===== DATASET EXCERPTS =====
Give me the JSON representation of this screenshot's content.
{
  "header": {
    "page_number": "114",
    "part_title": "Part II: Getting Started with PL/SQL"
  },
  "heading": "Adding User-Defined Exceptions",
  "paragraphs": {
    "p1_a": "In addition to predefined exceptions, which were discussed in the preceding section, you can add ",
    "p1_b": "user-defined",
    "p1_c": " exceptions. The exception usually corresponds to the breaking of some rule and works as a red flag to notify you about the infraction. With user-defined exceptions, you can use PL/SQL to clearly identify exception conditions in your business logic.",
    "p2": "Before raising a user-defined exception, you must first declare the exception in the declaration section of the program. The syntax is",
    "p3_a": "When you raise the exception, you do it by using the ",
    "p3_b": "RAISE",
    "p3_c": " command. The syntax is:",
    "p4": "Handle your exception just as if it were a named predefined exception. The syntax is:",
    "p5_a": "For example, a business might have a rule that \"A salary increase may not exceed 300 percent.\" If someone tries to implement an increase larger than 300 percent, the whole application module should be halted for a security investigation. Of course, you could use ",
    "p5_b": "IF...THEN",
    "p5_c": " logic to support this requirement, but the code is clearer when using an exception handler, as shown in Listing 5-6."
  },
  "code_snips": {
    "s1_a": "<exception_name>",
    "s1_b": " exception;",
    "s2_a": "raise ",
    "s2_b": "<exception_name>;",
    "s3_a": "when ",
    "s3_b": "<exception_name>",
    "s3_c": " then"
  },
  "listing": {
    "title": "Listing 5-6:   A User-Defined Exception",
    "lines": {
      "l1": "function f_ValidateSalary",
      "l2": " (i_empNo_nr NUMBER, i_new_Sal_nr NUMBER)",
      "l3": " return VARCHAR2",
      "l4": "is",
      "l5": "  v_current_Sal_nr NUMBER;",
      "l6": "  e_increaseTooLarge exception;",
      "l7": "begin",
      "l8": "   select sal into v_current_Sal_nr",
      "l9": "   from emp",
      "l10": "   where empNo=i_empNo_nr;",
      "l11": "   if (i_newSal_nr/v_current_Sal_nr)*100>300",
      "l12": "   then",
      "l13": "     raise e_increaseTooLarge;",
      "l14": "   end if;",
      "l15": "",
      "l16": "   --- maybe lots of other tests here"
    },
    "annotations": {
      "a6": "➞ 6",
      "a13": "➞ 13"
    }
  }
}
=====
WHAT NEEDS TO BE DONE — Type out the whole listing above again, exactly as it stands.

RESPONSE TO THIS EXERCISE —
Give me the JSON representation of this screenshot's content.
{
  "header": {
    "page_number": "114",
    "part_title": "Part II: Getting Started with PL/SQL"
  },
  "heading": "Adding User-Defined Exceptions",
  "paragraphs": {
    "p1_a": "In addition to predefined exceptions, which were discussed in the preceding section, you can add ",
    "p1_b": "user-defined",
    "p1_c": " exceptions. The exception usually corresponds to the breaking of some rule and works as a red flag to notify you about the infraction. With user-defined exceptions, you can use PL/SQL to clearly identify exception conditions in your business logic.",
    "p2": "Before raising a user-defined exception, you must first declare the exception in the declaration section of the program. The syntax is",
    "p3_a": "When you raise the exception, you do it by using the ",
    "p3_b": "RAISE",
    "p3_c": " command. The syntax is:",
    "p4": "Handle your exception just as if it were a named predefined exception. The syntax is:",
    "p5_a": "For example, a business might have a rule that \"A salary increase may not exceed 300 percent.\" If someone tries to implement an increase larger than 300 percent, the whole application module should be halted for a security investigation. Of course, you could use ",
    "p5_b": "IF...THEN",
    "p5_c": " logic to support this requirement, but the code is clearer when using an exception handler, as shown in Listing 5-6."
  },
  "code_snips": {
    "s1_a": "<exception_name>",
    "s1_b": " exception;",
    "s2_a": "raise ",
    "s2_b": "<exception_name>;",
    "s3_a": "when ",
    "s3_b": "<exception_name>",
    "s3_c": " then"
  },
  "listing": {
    "title": "Listing 5-6:   A User-Defined Exception",
    "lines": {
      "l1": "function f_ValidateSalary",
      "l2": " (i_empNo_nr NUMBER, i_new_Sal_nr NUMBER)",
      "l3": " return VARCHAR2",
      "l4": "is",
      "l5": "  v_current_Sal_nr NUMBER;",
      "l6": "  e_increaseTooLarge exception;",
      "l7": "begin",
      "l8": "   select sal into v_current_Sal_nr",
      "l9": "   from emp",
      "l10": "   where empNo=i_empNo_nr;",
      "l11": "   if (i_newSal_nr/v_current_Sal_nr)*100>300",
      "l12": "   then",
      "l13": "     raise e_increaseTooLarge;",
      "l14": "   end if;",
      "l15": "",
      "l16": "   --- maybe lots of other tests here"
    },
    "annotations": {
      "a6": "➞ 6",
      "a13": "➞ 13"
    }
  }
}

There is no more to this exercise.